Wherever the word "typewriter" appears in a line, copy that line.

= = = =

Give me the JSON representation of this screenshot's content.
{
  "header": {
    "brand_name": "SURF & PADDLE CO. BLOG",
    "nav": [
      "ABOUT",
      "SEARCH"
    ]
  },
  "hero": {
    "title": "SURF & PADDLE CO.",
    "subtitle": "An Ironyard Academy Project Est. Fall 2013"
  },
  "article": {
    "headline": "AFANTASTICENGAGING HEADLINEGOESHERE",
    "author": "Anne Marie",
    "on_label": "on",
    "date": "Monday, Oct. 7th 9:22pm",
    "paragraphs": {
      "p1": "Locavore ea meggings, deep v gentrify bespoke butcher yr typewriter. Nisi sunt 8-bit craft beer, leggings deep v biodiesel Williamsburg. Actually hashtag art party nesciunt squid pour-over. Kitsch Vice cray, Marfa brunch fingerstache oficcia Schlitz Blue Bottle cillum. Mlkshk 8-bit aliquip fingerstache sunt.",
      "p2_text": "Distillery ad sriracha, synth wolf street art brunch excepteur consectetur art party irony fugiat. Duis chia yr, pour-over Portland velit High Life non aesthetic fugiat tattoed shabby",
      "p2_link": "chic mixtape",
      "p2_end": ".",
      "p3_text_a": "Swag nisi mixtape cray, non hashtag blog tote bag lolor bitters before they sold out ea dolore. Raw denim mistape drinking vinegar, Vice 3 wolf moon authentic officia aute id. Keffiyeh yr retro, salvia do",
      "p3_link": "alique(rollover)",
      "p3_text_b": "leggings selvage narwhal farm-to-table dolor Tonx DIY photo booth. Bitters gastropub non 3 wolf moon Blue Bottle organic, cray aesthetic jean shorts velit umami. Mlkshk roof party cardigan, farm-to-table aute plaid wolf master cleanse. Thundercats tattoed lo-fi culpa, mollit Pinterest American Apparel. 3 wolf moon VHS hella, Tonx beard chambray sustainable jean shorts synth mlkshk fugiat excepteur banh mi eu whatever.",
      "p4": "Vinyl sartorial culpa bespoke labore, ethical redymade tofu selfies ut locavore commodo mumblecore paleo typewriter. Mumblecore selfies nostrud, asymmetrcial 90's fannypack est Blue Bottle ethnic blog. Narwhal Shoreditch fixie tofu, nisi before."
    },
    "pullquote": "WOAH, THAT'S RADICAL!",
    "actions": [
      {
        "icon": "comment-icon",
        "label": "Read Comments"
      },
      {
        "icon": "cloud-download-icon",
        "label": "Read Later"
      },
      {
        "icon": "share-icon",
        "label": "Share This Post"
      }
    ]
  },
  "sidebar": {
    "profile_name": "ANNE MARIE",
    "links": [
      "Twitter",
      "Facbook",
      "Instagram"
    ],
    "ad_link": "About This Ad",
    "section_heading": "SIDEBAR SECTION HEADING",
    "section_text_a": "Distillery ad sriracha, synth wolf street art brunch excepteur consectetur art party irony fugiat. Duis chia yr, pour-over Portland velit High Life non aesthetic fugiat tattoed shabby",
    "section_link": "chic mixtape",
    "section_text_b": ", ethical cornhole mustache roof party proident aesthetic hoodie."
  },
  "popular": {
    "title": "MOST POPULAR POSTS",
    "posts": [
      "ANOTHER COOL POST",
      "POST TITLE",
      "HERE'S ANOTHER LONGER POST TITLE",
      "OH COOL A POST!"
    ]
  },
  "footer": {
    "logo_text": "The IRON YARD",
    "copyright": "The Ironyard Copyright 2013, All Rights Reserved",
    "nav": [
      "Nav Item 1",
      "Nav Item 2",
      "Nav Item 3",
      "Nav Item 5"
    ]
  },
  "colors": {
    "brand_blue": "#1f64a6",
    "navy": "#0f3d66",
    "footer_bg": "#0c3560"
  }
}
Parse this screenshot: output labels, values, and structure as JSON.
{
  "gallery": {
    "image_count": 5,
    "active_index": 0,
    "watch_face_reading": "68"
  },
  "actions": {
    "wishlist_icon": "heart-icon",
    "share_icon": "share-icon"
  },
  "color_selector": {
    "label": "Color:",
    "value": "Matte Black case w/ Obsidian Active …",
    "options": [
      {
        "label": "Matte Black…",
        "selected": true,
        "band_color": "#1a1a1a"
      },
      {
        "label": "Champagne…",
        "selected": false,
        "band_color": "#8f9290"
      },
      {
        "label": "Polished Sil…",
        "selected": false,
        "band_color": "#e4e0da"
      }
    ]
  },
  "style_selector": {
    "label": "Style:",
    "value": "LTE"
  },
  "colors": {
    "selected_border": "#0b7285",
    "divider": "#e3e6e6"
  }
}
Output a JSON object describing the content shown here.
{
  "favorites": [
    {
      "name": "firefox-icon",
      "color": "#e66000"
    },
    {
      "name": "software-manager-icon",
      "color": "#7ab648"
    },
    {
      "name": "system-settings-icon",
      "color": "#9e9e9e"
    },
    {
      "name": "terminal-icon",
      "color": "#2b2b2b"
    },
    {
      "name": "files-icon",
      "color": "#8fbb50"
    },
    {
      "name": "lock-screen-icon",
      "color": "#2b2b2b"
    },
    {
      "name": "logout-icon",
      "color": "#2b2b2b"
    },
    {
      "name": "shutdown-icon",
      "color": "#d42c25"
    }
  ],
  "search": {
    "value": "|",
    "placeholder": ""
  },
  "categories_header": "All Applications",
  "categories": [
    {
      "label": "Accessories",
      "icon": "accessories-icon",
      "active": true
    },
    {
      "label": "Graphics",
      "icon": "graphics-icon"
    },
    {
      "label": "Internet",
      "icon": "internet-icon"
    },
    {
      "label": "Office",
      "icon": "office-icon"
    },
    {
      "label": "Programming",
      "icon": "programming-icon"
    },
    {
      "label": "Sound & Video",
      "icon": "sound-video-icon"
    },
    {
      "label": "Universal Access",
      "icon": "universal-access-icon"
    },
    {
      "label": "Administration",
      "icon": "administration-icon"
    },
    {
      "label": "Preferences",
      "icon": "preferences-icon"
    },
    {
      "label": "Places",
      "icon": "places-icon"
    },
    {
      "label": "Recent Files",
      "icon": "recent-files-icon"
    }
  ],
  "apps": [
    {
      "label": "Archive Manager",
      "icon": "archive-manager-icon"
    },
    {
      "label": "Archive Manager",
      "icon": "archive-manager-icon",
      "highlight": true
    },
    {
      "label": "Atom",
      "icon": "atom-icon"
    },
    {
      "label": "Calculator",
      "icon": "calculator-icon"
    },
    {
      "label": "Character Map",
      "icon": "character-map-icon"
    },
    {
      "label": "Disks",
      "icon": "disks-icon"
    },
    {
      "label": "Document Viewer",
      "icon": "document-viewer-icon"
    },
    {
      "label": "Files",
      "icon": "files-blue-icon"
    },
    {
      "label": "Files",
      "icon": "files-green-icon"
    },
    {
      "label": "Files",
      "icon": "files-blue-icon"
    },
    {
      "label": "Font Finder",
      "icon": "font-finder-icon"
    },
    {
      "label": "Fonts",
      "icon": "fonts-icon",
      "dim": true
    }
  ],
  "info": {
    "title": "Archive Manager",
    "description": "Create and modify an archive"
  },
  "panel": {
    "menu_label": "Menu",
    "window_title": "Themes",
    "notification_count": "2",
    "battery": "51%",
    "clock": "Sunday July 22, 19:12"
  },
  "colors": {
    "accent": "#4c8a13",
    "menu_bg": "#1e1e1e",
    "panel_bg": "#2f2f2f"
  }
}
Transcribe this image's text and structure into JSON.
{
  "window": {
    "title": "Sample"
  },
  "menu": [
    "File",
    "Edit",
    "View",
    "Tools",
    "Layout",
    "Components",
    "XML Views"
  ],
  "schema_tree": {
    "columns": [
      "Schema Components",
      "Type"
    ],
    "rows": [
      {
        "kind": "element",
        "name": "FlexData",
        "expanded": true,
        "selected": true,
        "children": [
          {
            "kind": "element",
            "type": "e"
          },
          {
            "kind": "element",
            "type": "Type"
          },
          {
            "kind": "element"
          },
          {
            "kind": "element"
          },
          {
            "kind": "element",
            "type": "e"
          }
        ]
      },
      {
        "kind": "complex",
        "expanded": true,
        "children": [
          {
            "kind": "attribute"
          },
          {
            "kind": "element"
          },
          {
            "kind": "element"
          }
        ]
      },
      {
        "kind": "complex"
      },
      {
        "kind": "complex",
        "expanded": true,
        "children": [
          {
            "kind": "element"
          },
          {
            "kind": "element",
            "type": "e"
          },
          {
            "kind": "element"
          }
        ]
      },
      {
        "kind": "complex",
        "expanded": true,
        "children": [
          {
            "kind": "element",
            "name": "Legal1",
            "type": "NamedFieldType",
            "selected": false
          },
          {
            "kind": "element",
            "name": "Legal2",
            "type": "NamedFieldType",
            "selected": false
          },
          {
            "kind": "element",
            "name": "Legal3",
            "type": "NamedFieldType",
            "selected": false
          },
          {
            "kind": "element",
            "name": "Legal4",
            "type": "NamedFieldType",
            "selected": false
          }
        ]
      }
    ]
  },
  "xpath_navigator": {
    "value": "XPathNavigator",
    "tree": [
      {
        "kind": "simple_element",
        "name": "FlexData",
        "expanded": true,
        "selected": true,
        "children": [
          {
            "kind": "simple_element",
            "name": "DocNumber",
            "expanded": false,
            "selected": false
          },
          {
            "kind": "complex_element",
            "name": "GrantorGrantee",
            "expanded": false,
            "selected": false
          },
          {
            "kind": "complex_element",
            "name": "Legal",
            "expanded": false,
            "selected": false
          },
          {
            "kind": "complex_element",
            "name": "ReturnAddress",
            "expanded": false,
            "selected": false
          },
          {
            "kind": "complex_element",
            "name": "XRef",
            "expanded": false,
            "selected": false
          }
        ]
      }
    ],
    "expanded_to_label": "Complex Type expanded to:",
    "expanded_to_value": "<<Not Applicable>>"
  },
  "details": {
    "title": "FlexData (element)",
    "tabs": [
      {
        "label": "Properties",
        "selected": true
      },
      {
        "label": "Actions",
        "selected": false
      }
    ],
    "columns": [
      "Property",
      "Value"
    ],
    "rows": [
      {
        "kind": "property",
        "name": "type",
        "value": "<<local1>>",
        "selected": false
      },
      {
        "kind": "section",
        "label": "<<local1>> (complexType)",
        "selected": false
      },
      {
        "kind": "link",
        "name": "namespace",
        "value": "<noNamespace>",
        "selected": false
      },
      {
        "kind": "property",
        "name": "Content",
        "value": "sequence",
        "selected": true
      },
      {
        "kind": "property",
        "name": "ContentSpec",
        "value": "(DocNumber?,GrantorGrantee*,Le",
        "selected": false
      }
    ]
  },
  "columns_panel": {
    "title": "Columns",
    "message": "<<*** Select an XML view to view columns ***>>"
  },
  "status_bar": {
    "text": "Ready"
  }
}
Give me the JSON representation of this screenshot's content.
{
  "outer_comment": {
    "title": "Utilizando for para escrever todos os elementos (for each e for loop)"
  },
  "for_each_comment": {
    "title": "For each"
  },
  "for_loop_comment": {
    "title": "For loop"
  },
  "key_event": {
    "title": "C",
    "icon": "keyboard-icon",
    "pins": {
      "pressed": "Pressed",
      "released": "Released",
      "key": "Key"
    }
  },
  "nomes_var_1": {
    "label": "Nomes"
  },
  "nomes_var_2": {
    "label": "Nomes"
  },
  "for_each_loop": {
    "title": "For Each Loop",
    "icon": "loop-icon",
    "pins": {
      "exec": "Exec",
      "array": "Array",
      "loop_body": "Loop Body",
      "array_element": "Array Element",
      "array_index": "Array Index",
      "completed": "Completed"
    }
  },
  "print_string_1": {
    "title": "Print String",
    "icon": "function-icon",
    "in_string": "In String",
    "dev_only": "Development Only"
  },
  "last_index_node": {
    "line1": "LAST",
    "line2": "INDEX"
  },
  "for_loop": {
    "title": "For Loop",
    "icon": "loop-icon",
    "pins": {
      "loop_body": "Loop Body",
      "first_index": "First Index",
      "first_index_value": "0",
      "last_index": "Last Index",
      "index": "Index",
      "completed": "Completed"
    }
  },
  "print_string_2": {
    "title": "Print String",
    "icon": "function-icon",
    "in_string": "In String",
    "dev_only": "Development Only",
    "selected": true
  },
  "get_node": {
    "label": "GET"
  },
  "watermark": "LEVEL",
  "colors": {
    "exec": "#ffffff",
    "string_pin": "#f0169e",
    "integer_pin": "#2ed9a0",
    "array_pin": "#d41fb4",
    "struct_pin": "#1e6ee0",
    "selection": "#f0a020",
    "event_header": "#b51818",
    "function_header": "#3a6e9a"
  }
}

= = = =

* FINAL RESULT *
      "p1": "Locavore ea meggings, deep v gentrify bespoke butcher yr typewriter. Nisi sunt 8-bit craft beer, leggings deep v biodiesel Williamsburg. Actually hashtag art party nesciunt squid pour-over. Kitsch Vice cray, Marfa brunch fingerstache oficcia Schlitz Blue Bottle cillum. Mlkshk 8-bit aliquip fingerstache sunt.",
      "p4": "Vinyl sartorial culpa bespoke labore, ethical redymade tofu selfies ut locavore commodo mumblecore paleo typewriter. Mumblecore selfies nostrud, asymmetrcial 90's fannypack est Blue Bottle ethnic blog. Narwhal Shoreditch fixie tofu, nisi before."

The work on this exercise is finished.